Copy out every line of the items below without changing anything.
* begin GIVEN DATA *
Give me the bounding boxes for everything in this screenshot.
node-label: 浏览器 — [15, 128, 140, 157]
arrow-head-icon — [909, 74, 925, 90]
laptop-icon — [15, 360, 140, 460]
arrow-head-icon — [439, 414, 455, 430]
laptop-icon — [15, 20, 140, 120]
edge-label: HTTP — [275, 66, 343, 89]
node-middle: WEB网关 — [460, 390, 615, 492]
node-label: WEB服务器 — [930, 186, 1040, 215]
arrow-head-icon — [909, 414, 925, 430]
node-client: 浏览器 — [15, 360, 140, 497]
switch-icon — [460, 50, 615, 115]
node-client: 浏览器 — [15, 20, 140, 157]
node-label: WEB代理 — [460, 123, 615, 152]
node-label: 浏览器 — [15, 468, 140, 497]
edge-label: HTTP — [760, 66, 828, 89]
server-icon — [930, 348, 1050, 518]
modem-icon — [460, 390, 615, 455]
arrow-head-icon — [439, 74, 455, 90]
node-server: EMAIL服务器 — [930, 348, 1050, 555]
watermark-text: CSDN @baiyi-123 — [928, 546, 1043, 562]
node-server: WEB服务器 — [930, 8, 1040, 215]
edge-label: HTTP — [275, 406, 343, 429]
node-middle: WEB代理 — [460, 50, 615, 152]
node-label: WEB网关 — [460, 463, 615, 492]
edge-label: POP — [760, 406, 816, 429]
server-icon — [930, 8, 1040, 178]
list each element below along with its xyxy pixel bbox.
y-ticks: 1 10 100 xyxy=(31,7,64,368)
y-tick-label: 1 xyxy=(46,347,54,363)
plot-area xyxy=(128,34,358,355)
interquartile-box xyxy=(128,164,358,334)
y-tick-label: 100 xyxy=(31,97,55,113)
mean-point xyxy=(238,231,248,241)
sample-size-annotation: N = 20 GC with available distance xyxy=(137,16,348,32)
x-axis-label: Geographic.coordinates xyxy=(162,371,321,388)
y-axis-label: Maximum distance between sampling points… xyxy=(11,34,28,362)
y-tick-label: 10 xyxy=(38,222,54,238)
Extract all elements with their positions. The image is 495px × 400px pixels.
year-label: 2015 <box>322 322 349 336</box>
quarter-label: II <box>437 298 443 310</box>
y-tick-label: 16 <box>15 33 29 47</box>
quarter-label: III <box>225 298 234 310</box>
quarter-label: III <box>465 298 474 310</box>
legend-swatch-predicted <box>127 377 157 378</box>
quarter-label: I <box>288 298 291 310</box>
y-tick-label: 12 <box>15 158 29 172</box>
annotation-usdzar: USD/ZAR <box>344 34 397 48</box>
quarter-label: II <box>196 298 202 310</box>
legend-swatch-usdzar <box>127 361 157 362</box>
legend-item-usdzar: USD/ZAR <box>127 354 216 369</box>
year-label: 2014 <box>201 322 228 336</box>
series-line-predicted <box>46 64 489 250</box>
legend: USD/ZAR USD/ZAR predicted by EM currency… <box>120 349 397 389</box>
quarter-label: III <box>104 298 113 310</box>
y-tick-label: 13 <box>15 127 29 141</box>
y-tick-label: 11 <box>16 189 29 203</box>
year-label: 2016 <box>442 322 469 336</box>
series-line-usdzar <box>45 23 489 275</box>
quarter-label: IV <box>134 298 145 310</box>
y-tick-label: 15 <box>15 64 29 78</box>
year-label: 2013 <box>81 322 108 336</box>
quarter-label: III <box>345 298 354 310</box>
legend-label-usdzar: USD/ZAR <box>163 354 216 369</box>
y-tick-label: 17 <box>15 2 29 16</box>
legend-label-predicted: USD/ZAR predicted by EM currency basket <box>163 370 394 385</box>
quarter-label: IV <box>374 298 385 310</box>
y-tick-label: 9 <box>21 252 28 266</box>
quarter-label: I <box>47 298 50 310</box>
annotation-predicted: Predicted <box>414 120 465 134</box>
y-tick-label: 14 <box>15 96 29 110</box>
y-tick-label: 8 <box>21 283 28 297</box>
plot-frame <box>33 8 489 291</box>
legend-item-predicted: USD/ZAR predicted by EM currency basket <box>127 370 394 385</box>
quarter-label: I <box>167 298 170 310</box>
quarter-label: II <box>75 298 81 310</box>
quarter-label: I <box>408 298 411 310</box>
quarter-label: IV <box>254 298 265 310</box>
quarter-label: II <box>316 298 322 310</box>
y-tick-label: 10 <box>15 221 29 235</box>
* end GIVEN DATA *
*RESPONSE:*
Give me the bounding boxes for everything in this screenshot.
node-label: 浏览器 — [15, 128, 140, 157]
arrow-head-icon — [909, 74, 925, 90]
laptop-icon — [15, 360, 140, 460]
arrow-head-icon — [439, 414, 455, 430]
laptop-icon — [15, 20, 140, 120]
edge-label: HTTP — [275, 66, 343, 89]
node-middle: WEB网关 — [460, 390, 615, 492]
node-label: WEB服务器 — [930, 186, 1040, 215]
arrow-head-icon — [909, 414, 925, 430]
node-client: 浏览器 — [15, 360, 140, 497]
switch-icon — [460, 50, 615, 115]
node-client: 浏览器 — [15, 20, 140, 157]
node-label: WEB代理 — [460, 123, 615, 152]
node-label: 浏览器 — [15, 468, 140, 497]
edge-label: HTTP — [760, 66, 828, 89]
server-icon — [930, 348, 1050, 518]
modem-icon — [460, 390, 615, 455]
arrow-head-icon — [439, 74, 455, 90]
node-server: EMAIL服务器 — [930, 348, 1050, 555]
watermark-text: CSDN @baiyi-123 — [928, 546, 1043, 562]
node-server: WEB服务器 — [930, 8, 1040, 215]
edge-label: HTTP — [275, 406, 343, 429]
node-middle: WEB代理 — [460, 50, 615, 152]
node-label: WEB网关 — [460, 463, 615, 492]
edge-label: POP — [760, 406, 816, 429]
server-icon — [930, 8, 1040, 178]
list each element below along with its xyxy pixel bbox.
y-ticks: 1 10 100 xyxy=(31,7,64,368)
y-tick-label: 1 xyxy=(46,347,54,363)
plot-area xyxy=(128,34,358,355)
interquartile-box xyxy=(128,164,358,334)
y-tick-label: 100 xyxy=(31,97,55,113)
mean-point xyxy=(238,231,248,241)
sample-size-annotation: N = 20 GC with available distance xyxy=(137,16,348,32)
x-axis-label: Geographic.coordinates xyxy=(162,371,321,388)
y-axis-label: Maximum distance between sampling points… xyxy=(11,34,28,362)
y-tick-label: 10 xyxy=(38,222,54,238)
Extract all elements with their positions. The image is 495px × 400px pixels.
year-label: 2015 <box>322 322 349 336</box>
quarter-label: II <box>437 298 443 310</box>
y-tick-label: 16 <box>15 33 29 47</box>
quarter-label: III <box>225 298 234 310</box>
quarter-label: III <box>465 298 474 310</box>
legend-swatch-predicted <box>127 377 157 378</box>
quarter-label: I <box>288 298 291 310</box>
y-tick-label: 12 <box>15 158 29 172</box>
annotation-usdzar: USD/ZAR <box>344 34 397 48</box>
quarter-label: II <box>196 298 202 310</box>
legend-swatch-usdzar <box>127 361 157 362</box>
legend-item-usdzar: USD/ZAR <box>127 354 216 369</box>
year-label: 2014 <box>201 322 228 336</box>
series-line-predicted <box>46 64 489 250</box>
legend: USD/ZAR USD/ZAR predicted by EM currency… <box>120 349 397 389</box>
quarter-label: III <box>104 298 113 310</box>
y-tick-label: 13 <box>15 127 29 141</box>
y-tick-label: 11 <box>16 189 29 203</box>
year-label: 2016 <box>442 322 469 336</box>
series-line-usdzar <box>45 23 489 275</box>
quarter-label: IV <box>134 298 145 310</box>
y-tick-label: 15 <box>15 64 29 78</box>
year-label: 2013 <box>81 322 108 336</box>
quarter-label: III <box>345 298 354 310</box>
legend-label-usdzar: USD/ZAR <box>163 354 216 369</box>
y-tick-label: 17 <box>15 2 29 16</box>
legend-label-predicted: USD/ZAR predicted by EM currency basket <box>163 370 394 385</box>
quarter-label: IV <box>374 298 385 310</box>
y-tick-label: 9 <box>21 252 28 266</box>
quarter-label: I <box>47 298 50 310</box>
annotation-predicted: Predicted <box>414 120 465 134</box>
y-tick-label: 14 <box>15 96 29 110</box>
y-tick-label: 8 <box>21 283 28 297</box>
plot-frame <box>33 8 489 291</box>
legend-item-predicted: USD/ZAR predicted by EM currency basket <box>127 370 394 385</box>
quarter-label: I <box>167 298 170 310</box>
quarter-label: II <box>75 298 81 310</box>
quarter-label: I <box>408 298 411 310</box>
quarter-label: IV <box>254 298 265 310</box>
quarter-label: II <box>316 298 322 310</box>
y-tick-label: 10 <box>15 221 29 235</box>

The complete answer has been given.